─── Data section
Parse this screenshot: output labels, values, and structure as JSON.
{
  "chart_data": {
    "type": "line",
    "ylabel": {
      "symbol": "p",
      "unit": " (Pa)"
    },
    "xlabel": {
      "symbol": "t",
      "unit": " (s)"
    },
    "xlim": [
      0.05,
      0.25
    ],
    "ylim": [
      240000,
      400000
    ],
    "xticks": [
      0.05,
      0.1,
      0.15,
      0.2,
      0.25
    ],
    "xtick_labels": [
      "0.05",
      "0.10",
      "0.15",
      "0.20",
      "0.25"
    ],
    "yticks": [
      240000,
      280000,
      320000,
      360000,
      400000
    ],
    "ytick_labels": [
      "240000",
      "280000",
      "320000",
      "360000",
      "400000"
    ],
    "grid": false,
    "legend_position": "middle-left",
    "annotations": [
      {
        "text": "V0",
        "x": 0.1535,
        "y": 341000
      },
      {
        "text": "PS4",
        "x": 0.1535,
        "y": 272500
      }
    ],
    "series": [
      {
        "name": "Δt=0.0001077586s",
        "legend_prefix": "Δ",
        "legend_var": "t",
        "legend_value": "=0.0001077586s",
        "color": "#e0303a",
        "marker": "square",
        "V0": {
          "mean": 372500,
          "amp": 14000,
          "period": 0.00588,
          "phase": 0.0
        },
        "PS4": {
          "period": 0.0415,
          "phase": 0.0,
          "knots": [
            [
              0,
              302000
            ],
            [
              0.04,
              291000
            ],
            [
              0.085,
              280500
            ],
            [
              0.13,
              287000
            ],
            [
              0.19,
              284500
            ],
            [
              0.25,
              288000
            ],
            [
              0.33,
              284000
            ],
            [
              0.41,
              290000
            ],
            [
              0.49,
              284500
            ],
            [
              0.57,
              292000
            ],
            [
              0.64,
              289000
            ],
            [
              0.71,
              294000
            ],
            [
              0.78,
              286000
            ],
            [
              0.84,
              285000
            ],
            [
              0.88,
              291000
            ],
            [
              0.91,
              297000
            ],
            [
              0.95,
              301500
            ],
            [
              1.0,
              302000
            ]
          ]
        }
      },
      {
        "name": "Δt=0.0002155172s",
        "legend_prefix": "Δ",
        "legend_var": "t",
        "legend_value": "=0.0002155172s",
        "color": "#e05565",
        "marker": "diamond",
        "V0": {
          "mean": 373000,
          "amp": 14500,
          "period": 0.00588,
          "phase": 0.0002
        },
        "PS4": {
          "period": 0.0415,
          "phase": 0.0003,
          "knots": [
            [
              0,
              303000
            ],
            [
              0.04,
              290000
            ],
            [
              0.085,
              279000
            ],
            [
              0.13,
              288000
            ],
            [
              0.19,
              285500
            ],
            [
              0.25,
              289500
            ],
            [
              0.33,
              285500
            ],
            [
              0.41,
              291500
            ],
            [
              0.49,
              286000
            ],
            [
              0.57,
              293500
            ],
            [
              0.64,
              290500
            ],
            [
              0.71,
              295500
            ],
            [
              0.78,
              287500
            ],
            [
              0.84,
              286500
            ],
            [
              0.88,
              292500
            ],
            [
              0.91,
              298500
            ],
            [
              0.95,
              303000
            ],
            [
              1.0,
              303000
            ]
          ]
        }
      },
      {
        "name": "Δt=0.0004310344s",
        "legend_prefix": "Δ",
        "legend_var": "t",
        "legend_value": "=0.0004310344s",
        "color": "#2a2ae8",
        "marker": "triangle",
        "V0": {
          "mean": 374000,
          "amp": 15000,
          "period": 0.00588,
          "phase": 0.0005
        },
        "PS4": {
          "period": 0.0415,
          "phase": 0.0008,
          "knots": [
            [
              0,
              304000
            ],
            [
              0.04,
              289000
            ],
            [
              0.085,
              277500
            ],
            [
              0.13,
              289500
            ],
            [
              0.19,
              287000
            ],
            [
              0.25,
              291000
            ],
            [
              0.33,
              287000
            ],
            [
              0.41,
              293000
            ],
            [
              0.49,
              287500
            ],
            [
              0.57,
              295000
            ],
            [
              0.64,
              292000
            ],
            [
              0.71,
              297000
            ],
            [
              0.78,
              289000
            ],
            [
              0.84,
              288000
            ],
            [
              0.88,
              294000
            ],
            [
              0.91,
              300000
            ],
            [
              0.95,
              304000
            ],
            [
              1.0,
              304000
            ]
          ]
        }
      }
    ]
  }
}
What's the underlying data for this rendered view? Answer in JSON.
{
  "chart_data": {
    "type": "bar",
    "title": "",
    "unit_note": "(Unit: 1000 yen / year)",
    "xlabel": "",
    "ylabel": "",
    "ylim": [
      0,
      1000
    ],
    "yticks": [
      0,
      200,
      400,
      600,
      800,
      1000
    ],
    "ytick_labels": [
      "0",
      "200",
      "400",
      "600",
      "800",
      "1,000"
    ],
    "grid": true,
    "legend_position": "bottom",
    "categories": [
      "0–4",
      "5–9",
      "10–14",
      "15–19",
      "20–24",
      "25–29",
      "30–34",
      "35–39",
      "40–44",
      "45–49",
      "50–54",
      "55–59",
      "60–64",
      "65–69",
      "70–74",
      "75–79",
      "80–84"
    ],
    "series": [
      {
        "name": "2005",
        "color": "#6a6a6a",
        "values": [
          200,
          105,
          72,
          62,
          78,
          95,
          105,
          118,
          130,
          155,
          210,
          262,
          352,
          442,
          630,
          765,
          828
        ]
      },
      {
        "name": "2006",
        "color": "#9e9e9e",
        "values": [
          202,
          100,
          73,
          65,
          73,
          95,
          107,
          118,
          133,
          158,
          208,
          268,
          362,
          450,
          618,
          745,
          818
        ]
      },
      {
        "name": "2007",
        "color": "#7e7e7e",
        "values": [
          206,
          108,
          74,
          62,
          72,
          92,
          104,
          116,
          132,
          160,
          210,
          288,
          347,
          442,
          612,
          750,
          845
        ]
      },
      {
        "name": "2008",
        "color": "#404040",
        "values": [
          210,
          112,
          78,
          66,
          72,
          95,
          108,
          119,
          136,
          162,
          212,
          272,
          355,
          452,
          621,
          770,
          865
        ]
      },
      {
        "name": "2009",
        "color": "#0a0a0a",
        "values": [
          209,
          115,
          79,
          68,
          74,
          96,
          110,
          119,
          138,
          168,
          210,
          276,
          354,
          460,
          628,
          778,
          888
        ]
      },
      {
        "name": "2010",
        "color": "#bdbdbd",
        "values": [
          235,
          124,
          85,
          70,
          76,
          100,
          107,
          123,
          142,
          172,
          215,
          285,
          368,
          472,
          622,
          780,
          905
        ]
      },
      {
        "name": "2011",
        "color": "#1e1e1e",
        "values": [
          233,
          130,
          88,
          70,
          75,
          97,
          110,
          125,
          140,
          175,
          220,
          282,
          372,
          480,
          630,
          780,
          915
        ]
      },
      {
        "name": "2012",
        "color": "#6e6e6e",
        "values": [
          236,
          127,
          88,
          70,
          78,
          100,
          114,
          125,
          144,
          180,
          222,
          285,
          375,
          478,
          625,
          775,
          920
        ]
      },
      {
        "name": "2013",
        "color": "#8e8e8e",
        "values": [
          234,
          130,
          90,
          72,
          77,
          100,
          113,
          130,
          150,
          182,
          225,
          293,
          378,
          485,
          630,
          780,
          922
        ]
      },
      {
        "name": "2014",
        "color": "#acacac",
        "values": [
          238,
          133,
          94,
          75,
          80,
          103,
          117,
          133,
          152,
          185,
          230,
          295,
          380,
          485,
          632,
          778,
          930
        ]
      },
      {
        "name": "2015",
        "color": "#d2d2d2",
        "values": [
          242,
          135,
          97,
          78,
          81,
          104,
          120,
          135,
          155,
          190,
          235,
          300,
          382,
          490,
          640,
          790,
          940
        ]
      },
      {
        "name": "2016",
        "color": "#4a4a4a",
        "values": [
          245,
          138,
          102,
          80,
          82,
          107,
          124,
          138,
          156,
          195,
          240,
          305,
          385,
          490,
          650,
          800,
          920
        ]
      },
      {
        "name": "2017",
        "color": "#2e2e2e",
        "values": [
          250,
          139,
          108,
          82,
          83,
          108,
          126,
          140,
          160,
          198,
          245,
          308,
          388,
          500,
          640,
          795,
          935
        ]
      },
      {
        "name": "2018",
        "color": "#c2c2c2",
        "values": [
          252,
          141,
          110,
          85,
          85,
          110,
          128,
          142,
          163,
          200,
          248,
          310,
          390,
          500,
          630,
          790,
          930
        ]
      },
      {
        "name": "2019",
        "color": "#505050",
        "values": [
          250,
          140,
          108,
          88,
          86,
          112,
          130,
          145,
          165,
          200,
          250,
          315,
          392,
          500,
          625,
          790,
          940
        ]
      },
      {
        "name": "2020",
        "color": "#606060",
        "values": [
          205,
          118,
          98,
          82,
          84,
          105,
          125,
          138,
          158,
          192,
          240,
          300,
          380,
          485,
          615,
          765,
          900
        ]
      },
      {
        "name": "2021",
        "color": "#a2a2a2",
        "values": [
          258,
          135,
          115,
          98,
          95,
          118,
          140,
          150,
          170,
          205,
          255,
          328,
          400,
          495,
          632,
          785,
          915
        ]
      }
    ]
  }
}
──────
Search the records above for the string "this". Copy every line that contains it.

Parse this screenshot: output labels, values, and structure as JSON.
What's the underlying data for this rendered view? Answer in JSON.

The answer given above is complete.